• _Recorded information_
** START **
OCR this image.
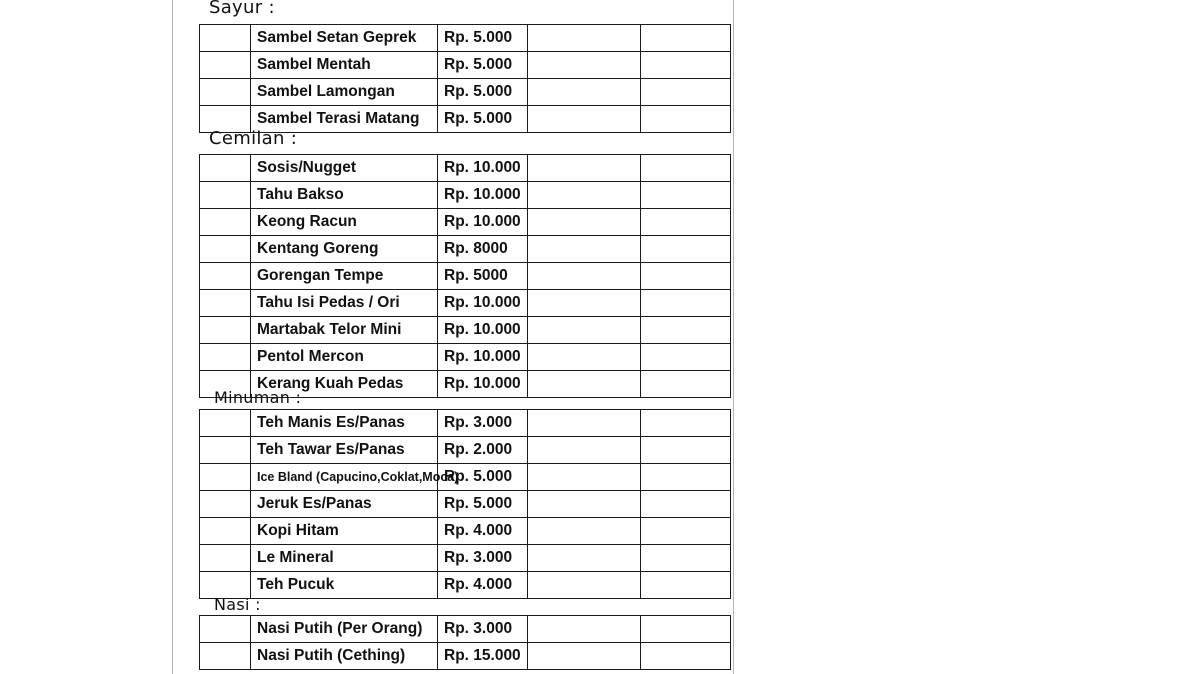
Sayur :
	Sambel Setan Geprek	Rp. 5.000		
	Sambel Mentah	Rp. 5.000		
	Sambel Lamongan	Rp. 5.000		
	Sambel Terasi Matang	Rp. 5.000		
Cemilan :
	Sosis/Nugget	Rp. 10.000		
	Tahu Bakso	Rp. 10.000		
	Keong Racun	Rp. 10.000		
	Kentang Goreng	Rp. 8000		
	Gorengan Tempe	Rp. 5000		
	Tahu Isi Pedas / Ori	Rp. 10.000		
	Martabak Telor Mini	Rp. 10.000		
	Pentol Mercon	Rp. 10.000		
	Kerang Kuah Pedas	Rp. 10.000		
Minuman :
	Teh Manis Es/Panas	Rp. 3.000		
	Teh Tawar Es/Panas	Rp. 2.000		
	Ice Bland (Capucino,Coklat,Moca)	Rp. 5.000		
	Jeruk Es/Panas	Rp. 5.000		
	Kopi Hitam	Rp. 4.000		
	Le Mineral	Rp. 3.000		
	Teh Pucuk	Rp. 4.000		
Nasi :
	Nasi Putih (Per Orang)	Rp. 3.000		
	Nasi Putih (Cething)	Rp. 15.000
** END **
Each line above is to be copied verbatim. Drop any image from the copy.

• _Answer_
OCR this image.
Sayur :
	Sambel Setan Geprek	Rp. 5.000		
	Sambel Mentah	Rp. 5.000		
	Sambel Lamongan	Rp. 5.000		
	Sambel Terasi Matang	Rp. 5.000		
Cemilan :
	Sosis/Nugget	Rp. 10.000		
	Tahu Bakso	Rp. 10.000		
	Keong Racun	Rp. 10.000		
	Kentang Goreng	Rp. 8000		
	Gorengan Tempe	Rp. 5000		
	Tahu Isi Pedas / Ori	Rp. 10.000		
	Martabak Telor Mini	Rp. 10.000		
	Pentol Mercon	Rp. 10.000		
	Kerang Kuah Pedas	Rp. 10.000		
Minuman :
	Teh Manis Es/Panas	Rp. 3.000		
	Teh Tawar Es/Panas	Rp. 2.000		
	Ice Bland (Capucino,Coklat,Moca)	Rp. 5.000		
	Jeruk Es/Panas	Rp. 5.000		
	Kopi Hitam	Rp. 4.000		
	Le Mineral	Rp. 3.000		
	Teh Pucuk	Rp. 4.000		
Nasi :
	Nasi Putih (Per Orang)	Rp. 3.000		
	Nasi Putih (Cething)	Rp. 15.000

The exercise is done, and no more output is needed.